Do not carry the pictures over; copy every other part of the entries exactly.

────────────────

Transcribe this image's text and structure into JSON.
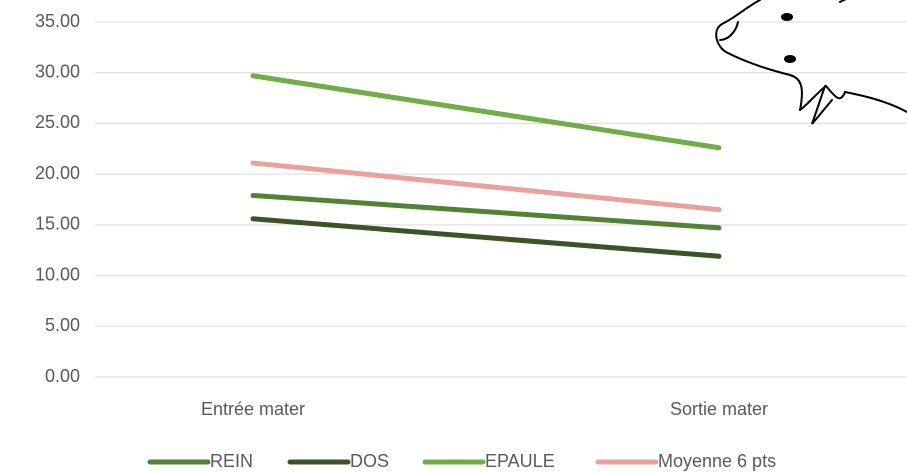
{
  "chart_data": {
    "type": "line",
    "categories": [
      "Entrée mater",
      "Sortie mater"
    ],
    "series": [
      {
        "name": "REIN",
        "color": "#548235",
        "values": [
          17.9,
          14.7
        ]
      },
      {
        "name": "DOS",
        "color": "#3b5327",
        "values": [
          15.6,
          11.9
        ]
      },
      {
        "name": "EPAULE",
        "color": "#70ad47",
        "values": [
          29.7,
          22.6
        ]
      },
      {
        "name": "Moyenne 6 pts",
        "color": "#e8a29b",
        "values": [
          21.1,
          16.5
        ]
      }
    ],
    "ylim": [
      0,
      35
    ],
    "yticks": [
      {
        "value": 0,
        "label": "0.00"
      },
      {
        "value": 5,
        "label": "5.00"
      },
      {
        "value": 10,
        "label": "10.00"
      },
      {
        "value": 15,
        "label": "15.00"
      },
      {
        "value": 20,
        "label": "20.00"
      },
      {
        "value": 25,
        "label": "25.00"
      },
      {
        "value": 30,
        "label": "30.00"
      },
      {
        "value": 35,
        "label": "35.00"
      }
    ],
    "grid": true,
    "legend": "bottom"
  }
}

────────────────

> [Output of the task]
Transcribe this image's text and structure into JSON.
{
  "chart_data": {
    "type": "line",
    "categories": [
      "Entrée mater",
      "Sortie mater"
    ],
    "series": [
      {
        "name": "REIN",
        "color": "#548235",
        "values": [
          17.9,
          14.7
        ]
      },
      {
        "name": "DOS",
        "color": "#3b5327",
        "values": [
          15.6,
          11.9
        ]
      },
      {
        "name": "EPAULE",
        "color": "#70ad47",
        "values": [
          29.7,
          22.6
        ]
      },
      {
        "name": "Moyenne 6 pts",
        "color": "#e8a29b",
        "values": [
          21.1,
          16.5
        ]
      }
    ],
    "ylim": [
      0,
      35
    ],
    "yticks": [
      {
        "value": 0,
        "label": "0.00"
      },
      {
        "value": 5,
        "label": "5.00"
      },
      {
        "value": 10,
        "label": "10.00"
      },
      {
        "value": 15,
        "label": "15.00"
      },
      {
        "value": 20,
        "label": "20.00"
      },
      {
        "value": 25,
        "label": "25.00"
      },
      {
        "value": 30,
        "label": "30.00"
      },
      {
        "value": 35,
        "label": "35.00"
      }
    ],
    "grid": true,
    "legend": "bottom"
  }
}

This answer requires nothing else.